Every line that holds the string "flashfxp" is to be identified and copied.
Start of Task input
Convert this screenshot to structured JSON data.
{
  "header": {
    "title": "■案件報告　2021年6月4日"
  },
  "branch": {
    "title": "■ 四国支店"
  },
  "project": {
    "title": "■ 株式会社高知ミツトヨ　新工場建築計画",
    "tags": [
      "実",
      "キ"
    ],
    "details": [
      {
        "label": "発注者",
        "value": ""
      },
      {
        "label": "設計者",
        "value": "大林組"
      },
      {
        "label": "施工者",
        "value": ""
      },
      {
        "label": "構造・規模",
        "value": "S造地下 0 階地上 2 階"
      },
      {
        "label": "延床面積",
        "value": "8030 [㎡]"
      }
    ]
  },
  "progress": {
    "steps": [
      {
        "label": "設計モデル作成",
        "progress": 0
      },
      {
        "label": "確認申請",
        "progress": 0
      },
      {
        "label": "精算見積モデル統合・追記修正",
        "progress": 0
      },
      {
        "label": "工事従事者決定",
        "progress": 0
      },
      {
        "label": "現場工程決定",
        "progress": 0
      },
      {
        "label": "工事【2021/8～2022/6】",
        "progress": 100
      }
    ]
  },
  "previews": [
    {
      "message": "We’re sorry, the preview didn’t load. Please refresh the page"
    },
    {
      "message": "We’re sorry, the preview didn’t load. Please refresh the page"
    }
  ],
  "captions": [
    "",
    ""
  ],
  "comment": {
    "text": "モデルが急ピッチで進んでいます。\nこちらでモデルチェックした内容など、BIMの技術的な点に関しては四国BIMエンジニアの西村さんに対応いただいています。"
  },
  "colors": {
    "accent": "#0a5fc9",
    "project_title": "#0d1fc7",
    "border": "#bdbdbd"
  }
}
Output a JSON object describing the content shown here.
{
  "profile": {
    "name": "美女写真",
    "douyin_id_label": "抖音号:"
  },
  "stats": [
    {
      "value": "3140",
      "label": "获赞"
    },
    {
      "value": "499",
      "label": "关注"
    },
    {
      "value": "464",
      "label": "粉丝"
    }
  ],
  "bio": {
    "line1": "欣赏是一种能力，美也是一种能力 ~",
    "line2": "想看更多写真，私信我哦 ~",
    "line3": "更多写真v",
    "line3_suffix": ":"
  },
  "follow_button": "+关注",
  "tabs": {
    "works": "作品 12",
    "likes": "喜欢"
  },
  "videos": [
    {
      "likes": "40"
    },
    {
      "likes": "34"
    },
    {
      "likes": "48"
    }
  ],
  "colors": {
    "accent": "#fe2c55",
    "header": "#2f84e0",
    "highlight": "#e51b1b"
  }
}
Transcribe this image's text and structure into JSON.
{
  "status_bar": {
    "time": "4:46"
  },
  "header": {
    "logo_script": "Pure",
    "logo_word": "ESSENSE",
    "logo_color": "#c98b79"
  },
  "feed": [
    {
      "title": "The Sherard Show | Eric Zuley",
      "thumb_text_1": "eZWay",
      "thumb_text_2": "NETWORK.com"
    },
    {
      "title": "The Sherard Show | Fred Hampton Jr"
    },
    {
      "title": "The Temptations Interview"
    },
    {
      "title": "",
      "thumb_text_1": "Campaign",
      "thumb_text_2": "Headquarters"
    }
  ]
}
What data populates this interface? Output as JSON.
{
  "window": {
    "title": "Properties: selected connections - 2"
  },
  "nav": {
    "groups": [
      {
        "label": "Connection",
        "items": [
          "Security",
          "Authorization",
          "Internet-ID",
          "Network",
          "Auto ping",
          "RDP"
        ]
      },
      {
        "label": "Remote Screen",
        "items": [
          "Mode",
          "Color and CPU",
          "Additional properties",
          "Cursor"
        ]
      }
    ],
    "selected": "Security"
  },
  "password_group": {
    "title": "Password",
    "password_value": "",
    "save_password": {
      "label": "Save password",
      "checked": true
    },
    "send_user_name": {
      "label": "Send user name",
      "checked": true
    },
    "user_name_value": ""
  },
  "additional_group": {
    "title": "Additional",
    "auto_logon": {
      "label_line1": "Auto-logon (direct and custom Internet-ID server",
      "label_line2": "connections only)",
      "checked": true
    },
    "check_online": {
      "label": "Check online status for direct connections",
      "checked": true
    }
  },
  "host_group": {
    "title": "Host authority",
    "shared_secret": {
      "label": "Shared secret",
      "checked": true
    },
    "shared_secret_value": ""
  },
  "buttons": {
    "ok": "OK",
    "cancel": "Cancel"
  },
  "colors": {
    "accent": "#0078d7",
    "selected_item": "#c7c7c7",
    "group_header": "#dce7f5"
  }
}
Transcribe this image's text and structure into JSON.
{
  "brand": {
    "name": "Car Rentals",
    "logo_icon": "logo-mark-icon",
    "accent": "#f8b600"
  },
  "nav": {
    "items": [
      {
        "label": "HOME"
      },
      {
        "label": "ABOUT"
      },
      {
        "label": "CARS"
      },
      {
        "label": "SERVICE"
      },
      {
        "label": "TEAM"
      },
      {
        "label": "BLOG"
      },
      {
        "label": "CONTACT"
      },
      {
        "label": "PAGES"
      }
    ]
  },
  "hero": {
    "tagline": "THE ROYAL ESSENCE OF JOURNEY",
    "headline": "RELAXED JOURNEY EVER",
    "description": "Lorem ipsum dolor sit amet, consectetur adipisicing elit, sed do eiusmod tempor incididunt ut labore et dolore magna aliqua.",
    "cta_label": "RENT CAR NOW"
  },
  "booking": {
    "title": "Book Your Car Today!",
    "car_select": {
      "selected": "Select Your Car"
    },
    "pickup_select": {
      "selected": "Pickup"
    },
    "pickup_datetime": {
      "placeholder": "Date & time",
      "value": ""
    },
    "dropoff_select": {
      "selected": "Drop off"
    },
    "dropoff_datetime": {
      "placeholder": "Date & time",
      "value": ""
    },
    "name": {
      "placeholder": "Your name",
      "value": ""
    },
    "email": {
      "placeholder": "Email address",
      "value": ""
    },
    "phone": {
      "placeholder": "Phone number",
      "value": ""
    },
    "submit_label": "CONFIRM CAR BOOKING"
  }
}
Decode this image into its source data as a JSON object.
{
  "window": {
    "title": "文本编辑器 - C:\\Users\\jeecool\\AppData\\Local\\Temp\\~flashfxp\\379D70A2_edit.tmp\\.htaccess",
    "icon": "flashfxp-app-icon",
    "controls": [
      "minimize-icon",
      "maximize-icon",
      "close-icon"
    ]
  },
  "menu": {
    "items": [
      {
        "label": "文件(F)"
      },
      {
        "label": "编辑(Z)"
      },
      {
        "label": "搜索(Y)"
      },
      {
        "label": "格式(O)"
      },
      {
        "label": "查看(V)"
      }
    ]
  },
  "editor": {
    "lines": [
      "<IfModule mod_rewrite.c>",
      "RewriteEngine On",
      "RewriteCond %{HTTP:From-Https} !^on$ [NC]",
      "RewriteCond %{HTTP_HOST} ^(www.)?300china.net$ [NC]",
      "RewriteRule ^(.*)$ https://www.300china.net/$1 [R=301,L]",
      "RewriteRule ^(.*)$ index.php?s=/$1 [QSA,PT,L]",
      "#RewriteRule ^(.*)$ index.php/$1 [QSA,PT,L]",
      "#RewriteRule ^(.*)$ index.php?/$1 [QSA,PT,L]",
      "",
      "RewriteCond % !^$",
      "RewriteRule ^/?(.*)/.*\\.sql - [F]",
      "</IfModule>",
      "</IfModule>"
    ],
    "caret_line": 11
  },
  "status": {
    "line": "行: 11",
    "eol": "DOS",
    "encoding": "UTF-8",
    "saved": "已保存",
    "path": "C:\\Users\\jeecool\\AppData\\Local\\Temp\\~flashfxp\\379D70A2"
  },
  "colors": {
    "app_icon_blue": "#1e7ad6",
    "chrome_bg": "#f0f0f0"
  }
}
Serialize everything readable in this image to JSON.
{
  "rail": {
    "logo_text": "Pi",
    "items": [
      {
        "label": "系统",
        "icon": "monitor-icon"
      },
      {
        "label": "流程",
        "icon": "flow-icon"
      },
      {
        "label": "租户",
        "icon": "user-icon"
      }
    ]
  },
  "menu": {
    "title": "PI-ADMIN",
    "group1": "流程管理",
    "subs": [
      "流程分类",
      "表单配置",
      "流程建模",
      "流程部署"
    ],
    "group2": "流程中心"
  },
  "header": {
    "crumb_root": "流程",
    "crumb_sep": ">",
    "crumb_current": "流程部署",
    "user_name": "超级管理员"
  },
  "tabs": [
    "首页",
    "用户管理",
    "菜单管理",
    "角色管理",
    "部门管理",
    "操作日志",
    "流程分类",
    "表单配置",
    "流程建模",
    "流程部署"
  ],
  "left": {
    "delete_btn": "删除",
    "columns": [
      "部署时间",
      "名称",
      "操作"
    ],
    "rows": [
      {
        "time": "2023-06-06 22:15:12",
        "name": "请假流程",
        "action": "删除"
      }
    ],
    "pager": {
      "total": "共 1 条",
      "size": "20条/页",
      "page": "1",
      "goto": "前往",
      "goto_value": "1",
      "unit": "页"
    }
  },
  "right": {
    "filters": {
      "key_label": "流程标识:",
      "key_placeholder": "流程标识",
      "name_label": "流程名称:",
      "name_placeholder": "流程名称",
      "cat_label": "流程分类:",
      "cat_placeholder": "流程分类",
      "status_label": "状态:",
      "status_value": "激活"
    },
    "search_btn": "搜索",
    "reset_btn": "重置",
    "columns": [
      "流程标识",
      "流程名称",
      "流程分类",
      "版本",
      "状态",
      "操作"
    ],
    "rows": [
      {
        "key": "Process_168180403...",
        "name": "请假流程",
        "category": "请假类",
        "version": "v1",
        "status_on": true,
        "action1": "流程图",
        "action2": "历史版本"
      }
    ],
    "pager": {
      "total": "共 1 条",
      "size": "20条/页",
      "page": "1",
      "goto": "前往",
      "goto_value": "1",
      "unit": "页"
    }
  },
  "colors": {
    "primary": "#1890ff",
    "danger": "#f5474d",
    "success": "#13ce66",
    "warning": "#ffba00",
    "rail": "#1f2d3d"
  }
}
End of Task input
:: In response ::
    "title": "文本编辑器 - C:\\Users\\jeecool\\AppData\\Local\\Temp\\~flashfxp\\379D70A2_edit.tmp\\.htaccess",
    "icon": "flashfxp-app-icon",
    "path": "C:\\Users\\jeecool\\AppData\\Local\\Temp\\~flashfxp\\379D70A2"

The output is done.